(Goal)
Return the number of lines in which the word "BITFINEX" appears; add nothing else.

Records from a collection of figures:

○ ○ ○ ○ ○ ○ ○

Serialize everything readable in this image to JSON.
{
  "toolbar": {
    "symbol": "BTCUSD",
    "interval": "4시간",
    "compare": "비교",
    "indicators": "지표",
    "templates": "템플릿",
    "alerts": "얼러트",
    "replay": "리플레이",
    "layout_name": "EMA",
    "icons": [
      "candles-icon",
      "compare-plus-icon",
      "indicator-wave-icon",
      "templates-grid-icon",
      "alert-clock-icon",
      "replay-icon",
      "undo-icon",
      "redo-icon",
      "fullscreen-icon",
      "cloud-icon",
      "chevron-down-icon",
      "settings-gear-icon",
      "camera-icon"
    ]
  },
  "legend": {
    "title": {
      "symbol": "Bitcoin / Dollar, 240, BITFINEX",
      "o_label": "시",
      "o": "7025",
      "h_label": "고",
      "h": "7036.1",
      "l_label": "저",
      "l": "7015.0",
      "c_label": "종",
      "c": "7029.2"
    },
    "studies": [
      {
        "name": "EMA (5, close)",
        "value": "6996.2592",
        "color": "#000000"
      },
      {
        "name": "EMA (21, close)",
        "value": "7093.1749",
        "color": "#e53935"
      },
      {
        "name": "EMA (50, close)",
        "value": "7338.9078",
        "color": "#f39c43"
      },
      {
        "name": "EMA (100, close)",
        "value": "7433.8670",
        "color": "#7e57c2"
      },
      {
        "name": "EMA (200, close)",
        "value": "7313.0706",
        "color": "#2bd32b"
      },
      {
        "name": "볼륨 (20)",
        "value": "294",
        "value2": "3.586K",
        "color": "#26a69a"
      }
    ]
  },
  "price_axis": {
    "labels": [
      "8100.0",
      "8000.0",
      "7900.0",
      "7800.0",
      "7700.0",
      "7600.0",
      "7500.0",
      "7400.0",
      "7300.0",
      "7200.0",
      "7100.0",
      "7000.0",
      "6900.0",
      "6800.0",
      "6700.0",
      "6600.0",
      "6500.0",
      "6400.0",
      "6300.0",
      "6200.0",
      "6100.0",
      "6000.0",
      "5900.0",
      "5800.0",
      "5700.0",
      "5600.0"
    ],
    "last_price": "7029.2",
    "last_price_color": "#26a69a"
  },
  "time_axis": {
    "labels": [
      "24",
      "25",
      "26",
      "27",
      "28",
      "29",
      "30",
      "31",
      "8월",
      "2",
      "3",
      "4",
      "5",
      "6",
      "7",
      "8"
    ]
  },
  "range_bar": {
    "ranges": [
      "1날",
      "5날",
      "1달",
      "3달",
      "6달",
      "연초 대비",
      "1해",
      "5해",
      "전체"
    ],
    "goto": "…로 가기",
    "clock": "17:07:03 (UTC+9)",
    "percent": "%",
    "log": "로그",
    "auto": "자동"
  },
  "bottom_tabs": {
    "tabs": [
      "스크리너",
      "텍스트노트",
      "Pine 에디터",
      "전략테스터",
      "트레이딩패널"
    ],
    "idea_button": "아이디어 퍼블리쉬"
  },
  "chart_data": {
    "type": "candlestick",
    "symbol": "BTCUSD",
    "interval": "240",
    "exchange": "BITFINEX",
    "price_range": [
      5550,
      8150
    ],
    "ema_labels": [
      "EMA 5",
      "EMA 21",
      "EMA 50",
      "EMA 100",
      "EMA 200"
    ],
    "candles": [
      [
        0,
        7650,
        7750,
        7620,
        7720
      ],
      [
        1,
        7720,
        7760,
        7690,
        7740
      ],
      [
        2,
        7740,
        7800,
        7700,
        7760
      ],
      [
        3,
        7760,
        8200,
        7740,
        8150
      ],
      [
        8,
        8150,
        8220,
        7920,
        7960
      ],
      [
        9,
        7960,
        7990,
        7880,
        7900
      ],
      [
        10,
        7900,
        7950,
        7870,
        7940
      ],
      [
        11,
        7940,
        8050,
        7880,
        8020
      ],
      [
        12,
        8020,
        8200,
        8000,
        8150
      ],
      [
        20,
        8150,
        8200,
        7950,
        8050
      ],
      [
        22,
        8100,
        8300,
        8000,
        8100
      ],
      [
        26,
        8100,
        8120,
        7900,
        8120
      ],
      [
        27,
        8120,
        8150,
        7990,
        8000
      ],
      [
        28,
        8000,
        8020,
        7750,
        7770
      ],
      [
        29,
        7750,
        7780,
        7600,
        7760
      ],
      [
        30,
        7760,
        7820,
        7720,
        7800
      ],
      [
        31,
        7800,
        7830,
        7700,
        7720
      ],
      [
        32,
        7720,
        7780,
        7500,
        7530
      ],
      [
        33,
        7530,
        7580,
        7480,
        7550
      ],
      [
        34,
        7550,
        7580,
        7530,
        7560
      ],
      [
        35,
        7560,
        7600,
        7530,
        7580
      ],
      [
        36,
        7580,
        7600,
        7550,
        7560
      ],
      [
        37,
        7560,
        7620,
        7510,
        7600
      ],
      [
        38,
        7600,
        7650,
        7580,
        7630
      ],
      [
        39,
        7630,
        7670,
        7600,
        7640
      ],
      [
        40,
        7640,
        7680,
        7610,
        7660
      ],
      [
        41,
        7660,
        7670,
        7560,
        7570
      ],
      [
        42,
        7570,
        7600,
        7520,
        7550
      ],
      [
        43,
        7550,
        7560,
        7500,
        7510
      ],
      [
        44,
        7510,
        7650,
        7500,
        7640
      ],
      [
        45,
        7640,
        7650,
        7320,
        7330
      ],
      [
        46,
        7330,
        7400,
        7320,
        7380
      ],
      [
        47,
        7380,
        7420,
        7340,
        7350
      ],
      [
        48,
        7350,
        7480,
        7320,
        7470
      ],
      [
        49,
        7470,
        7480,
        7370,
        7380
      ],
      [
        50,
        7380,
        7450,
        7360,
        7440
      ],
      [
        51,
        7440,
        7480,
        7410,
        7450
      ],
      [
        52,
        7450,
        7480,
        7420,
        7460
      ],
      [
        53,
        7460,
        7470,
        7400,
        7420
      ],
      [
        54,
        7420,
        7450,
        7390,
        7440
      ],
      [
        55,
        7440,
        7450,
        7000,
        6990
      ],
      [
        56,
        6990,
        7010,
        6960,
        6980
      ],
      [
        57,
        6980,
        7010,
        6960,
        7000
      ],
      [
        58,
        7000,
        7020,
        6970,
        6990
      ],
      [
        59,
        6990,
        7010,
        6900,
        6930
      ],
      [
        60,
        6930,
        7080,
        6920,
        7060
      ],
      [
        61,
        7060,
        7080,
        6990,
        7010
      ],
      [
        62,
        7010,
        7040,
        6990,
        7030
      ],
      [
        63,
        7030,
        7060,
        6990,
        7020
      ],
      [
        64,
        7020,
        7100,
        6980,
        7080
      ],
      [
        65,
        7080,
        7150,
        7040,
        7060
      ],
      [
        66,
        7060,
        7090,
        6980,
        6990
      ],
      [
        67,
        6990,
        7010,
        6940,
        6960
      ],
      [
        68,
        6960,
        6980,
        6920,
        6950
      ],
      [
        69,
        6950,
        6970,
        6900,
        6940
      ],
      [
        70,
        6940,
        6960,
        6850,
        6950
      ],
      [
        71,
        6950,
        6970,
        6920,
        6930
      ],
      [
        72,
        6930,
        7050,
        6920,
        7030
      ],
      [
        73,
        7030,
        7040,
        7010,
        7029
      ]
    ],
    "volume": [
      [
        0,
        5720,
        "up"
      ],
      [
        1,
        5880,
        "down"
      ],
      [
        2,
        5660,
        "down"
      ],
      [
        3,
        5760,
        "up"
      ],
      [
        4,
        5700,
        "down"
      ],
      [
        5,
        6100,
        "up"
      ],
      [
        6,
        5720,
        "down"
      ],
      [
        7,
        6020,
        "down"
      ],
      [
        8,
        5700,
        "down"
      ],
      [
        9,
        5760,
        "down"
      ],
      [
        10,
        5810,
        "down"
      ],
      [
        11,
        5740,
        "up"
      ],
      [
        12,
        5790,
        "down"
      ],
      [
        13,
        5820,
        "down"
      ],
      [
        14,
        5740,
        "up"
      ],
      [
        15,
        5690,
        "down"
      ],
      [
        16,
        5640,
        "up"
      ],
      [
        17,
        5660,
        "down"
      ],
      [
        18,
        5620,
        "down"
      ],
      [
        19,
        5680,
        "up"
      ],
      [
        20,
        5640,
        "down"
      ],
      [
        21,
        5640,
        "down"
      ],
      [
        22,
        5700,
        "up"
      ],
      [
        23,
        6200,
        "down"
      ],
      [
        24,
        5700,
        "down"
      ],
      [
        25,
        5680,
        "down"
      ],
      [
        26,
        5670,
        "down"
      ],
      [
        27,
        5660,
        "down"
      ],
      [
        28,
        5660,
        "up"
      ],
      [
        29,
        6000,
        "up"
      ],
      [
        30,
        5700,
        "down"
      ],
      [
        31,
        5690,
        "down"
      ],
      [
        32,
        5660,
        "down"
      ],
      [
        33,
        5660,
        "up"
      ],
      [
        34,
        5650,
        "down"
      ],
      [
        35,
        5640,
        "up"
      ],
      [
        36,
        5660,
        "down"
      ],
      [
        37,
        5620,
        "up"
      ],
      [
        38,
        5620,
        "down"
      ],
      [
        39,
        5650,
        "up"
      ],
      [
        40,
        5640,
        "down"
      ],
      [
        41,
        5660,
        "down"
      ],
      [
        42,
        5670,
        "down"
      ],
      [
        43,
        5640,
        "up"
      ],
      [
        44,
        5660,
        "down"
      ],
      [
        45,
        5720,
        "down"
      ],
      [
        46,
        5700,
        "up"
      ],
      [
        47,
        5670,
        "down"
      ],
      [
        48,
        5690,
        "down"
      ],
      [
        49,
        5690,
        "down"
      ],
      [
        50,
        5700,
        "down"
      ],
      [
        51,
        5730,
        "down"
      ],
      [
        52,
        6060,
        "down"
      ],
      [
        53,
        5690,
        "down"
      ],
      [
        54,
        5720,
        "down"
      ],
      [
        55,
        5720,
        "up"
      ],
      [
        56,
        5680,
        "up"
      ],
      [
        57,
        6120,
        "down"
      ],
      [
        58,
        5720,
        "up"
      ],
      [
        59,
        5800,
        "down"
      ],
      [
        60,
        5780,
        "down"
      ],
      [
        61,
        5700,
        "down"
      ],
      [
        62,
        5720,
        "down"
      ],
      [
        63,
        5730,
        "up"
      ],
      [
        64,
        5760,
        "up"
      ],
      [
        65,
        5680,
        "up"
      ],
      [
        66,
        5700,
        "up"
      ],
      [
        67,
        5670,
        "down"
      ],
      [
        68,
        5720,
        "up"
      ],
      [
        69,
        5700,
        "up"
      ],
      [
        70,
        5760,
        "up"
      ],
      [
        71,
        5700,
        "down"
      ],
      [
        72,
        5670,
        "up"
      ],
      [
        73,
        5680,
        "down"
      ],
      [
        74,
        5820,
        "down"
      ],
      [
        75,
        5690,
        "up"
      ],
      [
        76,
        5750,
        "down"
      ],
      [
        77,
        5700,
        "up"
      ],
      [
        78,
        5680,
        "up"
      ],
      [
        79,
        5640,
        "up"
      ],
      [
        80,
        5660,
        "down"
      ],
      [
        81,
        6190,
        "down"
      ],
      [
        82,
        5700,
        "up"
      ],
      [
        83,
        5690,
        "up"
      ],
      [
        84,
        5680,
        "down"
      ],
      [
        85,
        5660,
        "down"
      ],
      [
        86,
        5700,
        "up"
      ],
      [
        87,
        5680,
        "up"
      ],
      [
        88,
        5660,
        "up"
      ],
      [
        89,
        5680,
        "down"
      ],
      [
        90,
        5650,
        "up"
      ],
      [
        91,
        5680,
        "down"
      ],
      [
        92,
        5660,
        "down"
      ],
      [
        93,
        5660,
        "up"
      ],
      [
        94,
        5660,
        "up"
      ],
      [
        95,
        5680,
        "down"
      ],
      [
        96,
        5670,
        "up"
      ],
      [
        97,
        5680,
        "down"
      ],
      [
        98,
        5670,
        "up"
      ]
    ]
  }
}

○ ○ ○ ○ ○ ○ ○

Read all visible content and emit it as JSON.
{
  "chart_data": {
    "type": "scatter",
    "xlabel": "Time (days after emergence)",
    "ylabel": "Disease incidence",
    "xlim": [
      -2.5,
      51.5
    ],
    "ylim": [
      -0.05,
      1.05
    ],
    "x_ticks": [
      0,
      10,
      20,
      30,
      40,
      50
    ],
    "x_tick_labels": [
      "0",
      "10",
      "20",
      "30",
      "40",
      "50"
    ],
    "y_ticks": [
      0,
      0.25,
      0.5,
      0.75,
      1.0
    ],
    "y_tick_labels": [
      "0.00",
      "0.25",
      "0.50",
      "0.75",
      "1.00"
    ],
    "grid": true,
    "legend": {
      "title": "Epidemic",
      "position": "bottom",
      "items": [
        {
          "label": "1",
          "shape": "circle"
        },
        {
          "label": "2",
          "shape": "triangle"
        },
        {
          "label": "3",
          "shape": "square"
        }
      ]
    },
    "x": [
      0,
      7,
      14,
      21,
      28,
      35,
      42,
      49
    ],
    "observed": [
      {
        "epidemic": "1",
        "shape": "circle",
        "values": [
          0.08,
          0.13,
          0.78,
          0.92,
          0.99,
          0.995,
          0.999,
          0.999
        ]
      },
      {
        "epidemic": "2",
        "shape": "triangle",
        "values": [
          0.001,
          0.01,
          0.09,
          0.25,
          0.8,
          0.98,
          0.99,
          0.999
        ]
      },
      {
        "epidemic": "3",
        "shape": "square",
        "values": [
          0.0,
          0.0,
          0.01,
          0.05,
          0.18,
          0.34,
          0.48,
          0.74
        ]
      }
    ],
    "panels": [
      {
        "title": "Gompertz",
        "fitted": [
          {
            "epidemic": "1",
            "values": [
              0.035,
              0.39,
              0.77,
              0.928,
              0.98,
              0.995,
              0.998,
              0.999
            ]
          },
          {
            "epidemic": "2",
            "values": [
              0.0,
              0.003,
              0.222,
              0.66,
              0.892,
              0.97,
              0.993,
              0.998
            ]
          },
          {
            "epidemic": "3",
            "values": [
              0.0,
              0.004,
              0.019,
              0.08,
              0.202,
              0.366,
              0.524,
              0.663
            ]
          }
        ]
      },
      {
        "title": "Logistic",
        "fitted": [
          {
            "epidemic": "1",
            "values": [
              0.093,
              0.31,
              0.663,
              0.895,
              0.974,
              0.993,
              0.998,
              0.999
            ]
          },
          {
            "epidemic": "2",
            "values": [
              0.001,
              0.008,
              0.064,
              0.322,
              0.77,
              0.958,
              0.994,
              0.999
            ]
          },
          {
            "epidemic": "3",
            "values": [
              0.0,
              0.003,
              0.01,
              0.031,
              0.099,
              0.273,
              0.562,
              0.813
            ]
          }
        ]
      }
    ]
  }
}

○ ○ ○ ○ ○ ○ ○

(Task result)
2